Texto:
Desde los orígenes de la humanidad, la tecnología ha ido evolucionando con nosotros. A lo largo de los siglos, hemos sido capaces de ir adquiriendo conocimientos técnicos que nos han permitido diseñar y crear bienes y servicios con el propósito de adaptarnos al medioambiente y satisfacer nuestras necesidades esenciales.
Es precisamente la tecnología la que nos ha distinguido como homo sapiens del resto de homínidos, aunando esfuerzos en la investigación de procesos y el desarrollo de sistemas que nos permitieran encontrar soluciones a los retos que las diferentes civilizaciones nos hemos ido encontrando desde hace decenas de miles de años.
Y tratándose de un elemento vital para nuestra existencia, es evidente que el agua no podía permanecer ajena a este I+D histórico.
El agua y la tecnología siempre han ido de la mano, e incluso algunas de las tecnologías que se empleaban antaño siguen vigentes en la actualidad. Como simple ejemplo, hace más de 2.000 años los romanos empleaban un sistema de filtración de agua mediante arenas; sistema que, convenientemente ampliado y mejorado, aún empleamos en el proceso de potabilización actual.
Y así, otras muchas: sistemas que eran capaces de medir periodos de tiempo, emparrillados para atrapar las nieblas y obtener recurso líquido, mecanismos que aprovechaban las corrientes de agua para mover molinos y norias… Tecnologías ancestrales enfocadas a propósitos específicos de acceso al agua o para satisfacer necesidades concretas, muchas de las cuales propias de la sociedad industrial que nació en el siglo XIX y se desarrolló a lo largo del siglo XX.

(Registros de origen)
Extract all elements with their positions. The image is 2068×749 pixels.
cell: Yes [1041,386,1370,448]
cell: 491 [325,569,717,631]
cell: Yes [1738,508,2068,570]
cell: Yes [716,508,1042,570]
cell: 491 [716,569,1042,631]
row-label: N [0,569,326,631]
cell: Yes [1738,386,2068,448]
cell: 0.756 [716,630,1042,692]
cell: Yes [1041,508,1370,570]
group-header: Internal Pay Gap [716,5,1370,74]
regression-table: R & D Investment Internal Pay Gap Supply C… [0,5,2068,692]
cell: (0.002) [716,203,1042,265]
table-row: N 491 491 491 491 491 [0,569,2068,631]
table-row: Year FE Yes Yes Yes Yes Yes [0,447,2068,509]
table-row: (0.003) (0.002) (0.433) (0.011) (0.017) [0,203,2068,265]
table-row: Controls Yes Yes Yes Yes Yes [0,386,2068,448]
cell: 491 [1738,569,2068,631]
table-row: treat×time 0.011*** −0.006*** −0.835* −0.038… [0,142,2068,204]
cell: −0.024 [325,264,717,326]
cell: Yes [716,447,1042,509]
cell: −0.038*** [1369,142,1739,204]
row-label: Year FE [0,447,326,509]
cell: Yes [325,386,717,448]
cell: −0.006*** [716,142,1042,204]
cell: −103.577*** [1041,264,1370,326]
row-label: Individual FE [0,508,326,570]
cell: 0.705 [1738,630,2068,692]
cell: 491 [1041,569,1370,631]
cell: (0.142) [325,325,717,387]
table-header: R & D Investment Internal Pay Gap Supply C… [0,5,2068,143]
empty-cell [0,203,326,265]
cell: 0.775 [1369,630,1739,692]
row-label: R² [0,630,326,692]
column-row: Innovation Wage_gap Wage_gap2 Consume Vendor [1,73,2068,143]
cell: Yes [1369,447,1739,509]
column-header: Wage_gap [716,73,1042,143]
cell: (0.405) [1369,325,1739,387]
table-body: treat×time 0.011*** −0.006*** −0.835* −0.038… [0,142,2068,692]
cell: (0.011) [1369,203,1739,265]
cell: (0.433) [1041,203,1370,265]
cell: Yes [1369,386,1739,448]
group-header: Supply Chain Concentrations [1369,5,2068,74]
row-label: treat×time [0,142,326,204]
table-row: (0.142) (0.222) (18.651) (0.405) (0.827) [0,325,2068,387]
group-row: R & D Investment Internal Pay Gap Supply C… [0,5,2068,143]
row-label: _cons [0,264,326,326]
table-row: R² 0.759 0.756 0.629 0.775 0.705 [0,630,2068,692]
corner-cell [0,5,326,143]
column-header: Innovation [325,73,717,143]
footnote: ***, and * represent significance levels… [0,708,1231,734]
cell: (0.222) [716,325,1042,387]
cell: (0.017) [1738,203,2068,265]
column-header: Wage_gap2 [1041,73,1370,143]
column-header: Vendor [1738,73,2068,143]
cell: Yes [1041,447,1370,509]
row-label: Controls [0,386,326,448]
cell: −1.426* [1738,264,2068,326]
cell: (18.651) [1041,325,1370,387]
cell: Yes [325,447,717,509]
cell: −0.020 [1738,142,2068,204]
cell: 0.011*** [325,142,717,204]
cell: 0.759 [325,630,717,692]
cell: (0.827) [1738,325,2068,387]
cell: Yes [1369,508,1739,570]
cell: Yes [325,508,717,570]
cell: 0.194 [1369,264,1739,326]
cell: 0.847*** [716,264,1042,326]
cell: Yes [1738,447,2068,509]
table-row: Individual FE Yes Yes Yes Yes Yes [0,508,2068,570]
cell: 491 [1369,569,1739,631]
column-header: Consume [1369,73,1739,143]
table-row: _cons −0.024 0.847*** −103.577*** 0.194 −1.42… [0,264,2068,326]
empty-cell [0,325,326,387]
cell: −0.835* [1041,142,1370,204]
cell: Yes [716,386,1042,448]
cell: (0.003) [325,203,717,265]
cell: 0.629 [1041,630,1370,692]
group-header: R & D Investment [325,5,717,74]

Tarea propuesta:
Responda estas preguntas a partir del texto sobre el agua y la tecnología:
1. ¿Qué nos ha distinguido como homo sapiens del resto de homínidos?
2. ¿Qué sistema de filtración de agua empleaban los romanos hace más de 2.000 años?
3. ¿Para qué servían los emparrillados que se mencionan entre las tecnologías ancestrales?

Respuesta:
1. La tecnología nos ha distinguido como homo sapiens del resto de homínidos.
2. Empleaban un sistema de filtración de agua mediante arenas.
3. Servían para atrapar las nieblas y obtener recurso líquido.